* Problem to solve
All of the material should be reproduced exactly, with pictures left out.

--- START Record list ---

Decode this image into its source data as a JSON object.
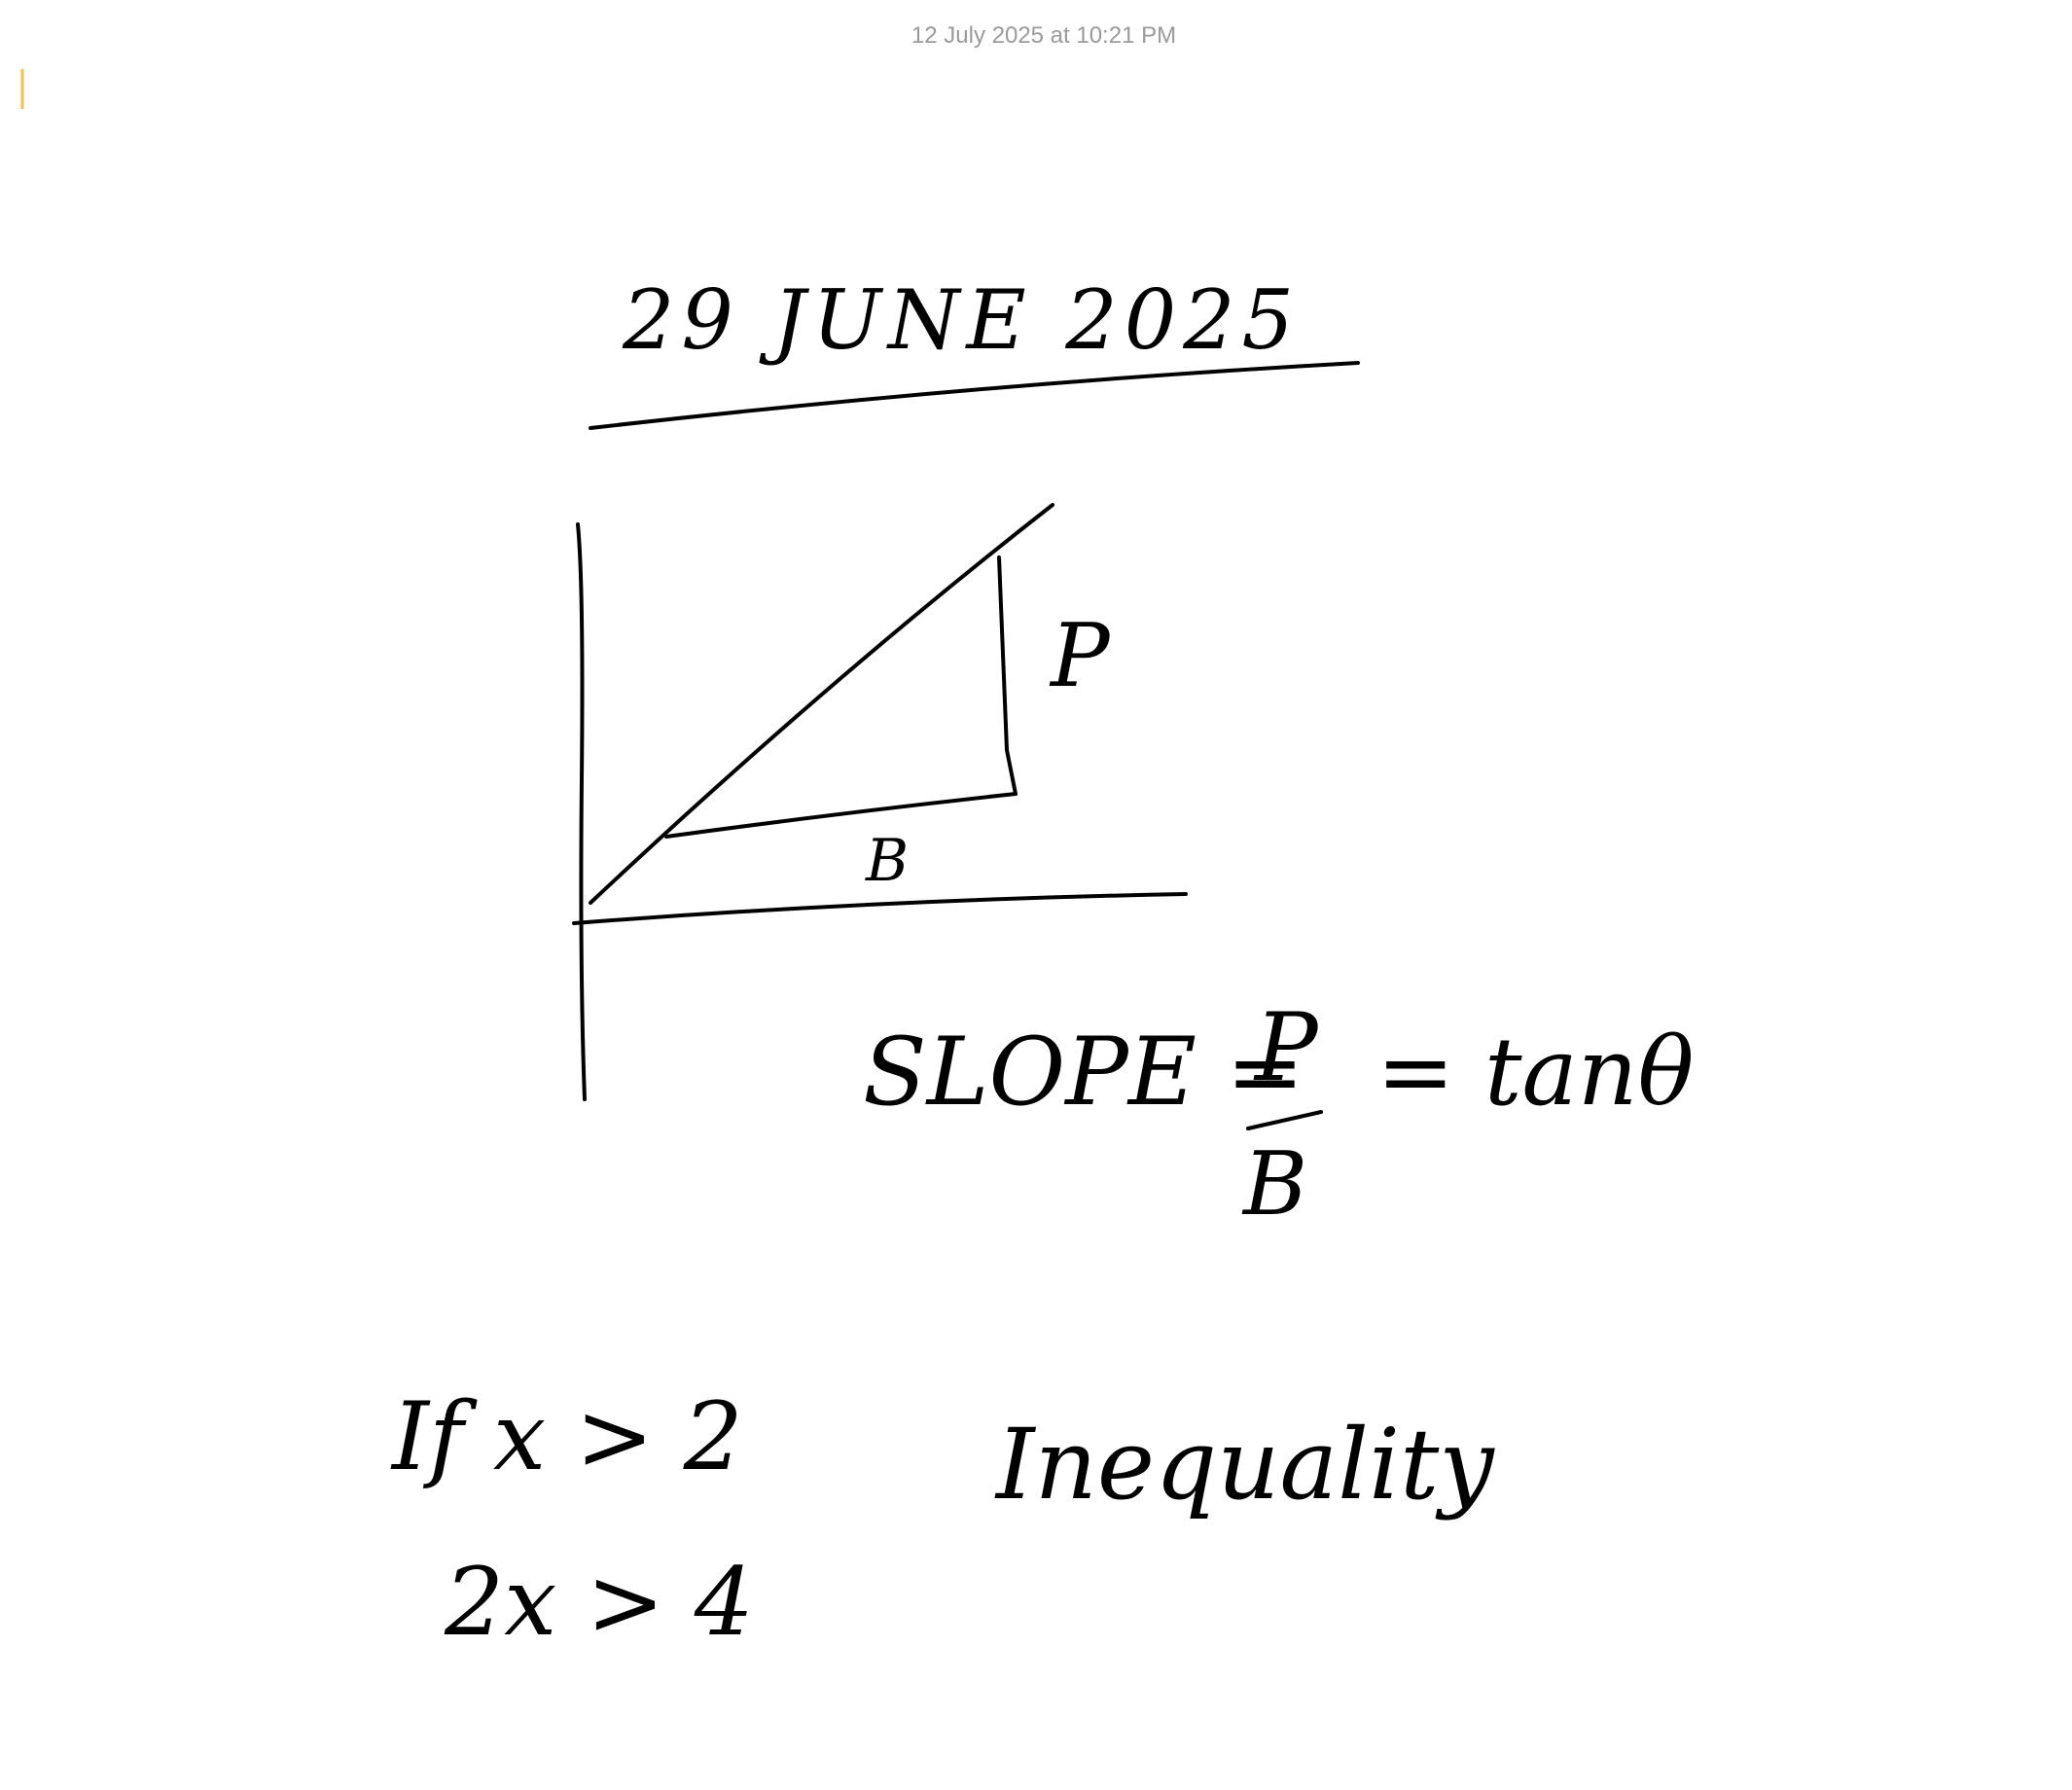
{
  "header": {
    "timestamp": "12 July 2025 at 10:21 PM"
  },
  "note": {
    "date": "29 JUNE 2025",
    "diagram": {
      "p_label": "P",
      "b_label": "B"
    },
    "formula": {
      "lhs": "SLOPE =",
      "numerator": "P",
      "denominator": "B",
      "rhs": "= tanθ"
    },
    "inequality": {
      "condition": "If x > 2",
      "result": "2x > 4",
      "label": "Inequality"
    }
  }
}
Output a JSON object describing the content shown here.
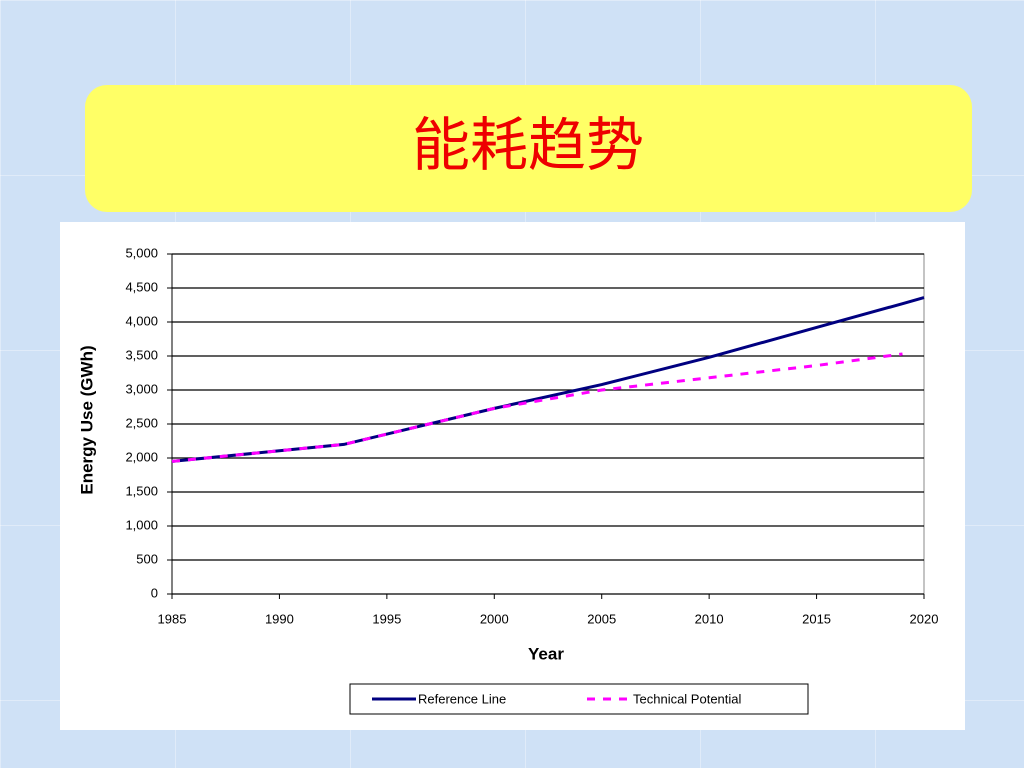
{
  "chart_data": {
    "type": "line",
    "title": "能耗趋势",
    "x_label": "Year",
    "y_label": "Energy Use (GWh)",
    "x": [
      1985,
      1993,
      2000,
      2005,
      2010,
      2015,
      2019,
      2020
    ],
    "series": [
      {
        "name": "Reference Line",
        "color": "#000080",
        "dash": false,
        "values": [
          1950,
          2200,
          2730,
          3080,
          3480,
          3920,
          4270,
          4360
        ]
      },
      {
        "name": "Technical Potential",
        "color": "#ff00ff",
        "dash": true,
        "values": [
          1950,
          2200,
          2730,
          3000,
          3180,
          3360,
          3530,
          null
        ]
      }
    ],
    "xlim": [
      1985,
      2020
    ],
    "xticks": [
      1985,
      1990,
      1995,
      2000,
      2005,
      2010,
      2015,
      2020
    ],
    "ylim": [
      0,
      5000
    ],
    "yticks": [
      0,
      500,
      {
        "value": 1000,
        "label": "1,000"
      },
      {
        "value": 1500,
        "label": "1,500"
      },
      {
        "value": 2000,
        "label": "2,000"
      },
      {
        "value": 2500,
        "label": "2,500"
      },
      {
        "value": 3000,
        "label": "3,000"
      },
      {
        "value": 3500,
        "label": "3,500"
      },
      {
        "value": 4000,
        "label": "4,000"
      },
      {
        "value": 4500,
        "label": "4,500"
      },
      {
        "value": 5000,
        "label": "5,000"
      }
    ],
    "grid": true,
    "legend": "bottom"
  }
}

--- END Record list ---

* Output
Decode this image into its source data as a JSON object.
{
  "header": {
    "timestamp": "12 July 2025 at 10:21 PM"
  },
  "note": {
    "date": "29 JUNE 2025",
    "diagram": {
      "p_label": "P",
      "b_label": "B"
    },
    "formula": {
      "lhs": "SLOPE =",
      "numerator": "P",
      "denominator": "B",
      "rhs": "= tanθ"
    },
    "inequality": {
      "condition": "If x > 2",
      "result": "2x > 4",
      "label": "Inequality"
    }
  }
}
Output a JSON object describing the content shown here.
{
  "chart_data": {
    "type": "line",
    "title": "能耗趋势",
    "x_label": "Year",
    "y_label": "Energy Use (GWh)",
    "x": [
      1985,
      1993,
      2000,
      2005,
      2010,
      2015,
      2019,
      2020
    ],
    "series": [
      {
        "name": "Reference Line",
        "color": "#000080",
        "dash": false,
        "values": [
          1950,
          2200,
          2730,
          3080,
          3480,
          3920,
          4270,
          4360
        ]
      },
      {
        "name": "Technical Potential",
        "color": "#ff00ff",
        "dash": true,
        "values": [
          1950,
          2200,
          2730,
          3000,
          3180,
          3360,
          3530,
          null
        ]
      }
    ],
    "xlim": [
      1985,
      2020
    ],
    "xticks": [
      1985,
      1990,
      1995,
      2000,
      2005,
      2010,
      2015,
      2020
    ],
    "ylim": [
      0,
      5000
    ],
    "yticks": [
      0,
      500,
      {
        "value": 1000,
        "label": "1,000"
      },
      {
        "value": 1500,
        "label": "1,500"
      },
      {
        "value": 2000,
        "label": "2,000"
      },
      {
        "value": 2500,
        "label": "2,500"
      },
      {
        "value": 3000,
        "label": "3,000"
      },
      {
        "value": 3500,
        "label": "3,500"
      },
      {
        "value": 4000,
        "label": "4,000"
      },
      {
        "value": 4500,
        "label": "4,500"
      },
      {
        "value": 5000,
        "label": "5,000"
      }
    ],
    "grid": true,
    "legend": "bottom"
  }
}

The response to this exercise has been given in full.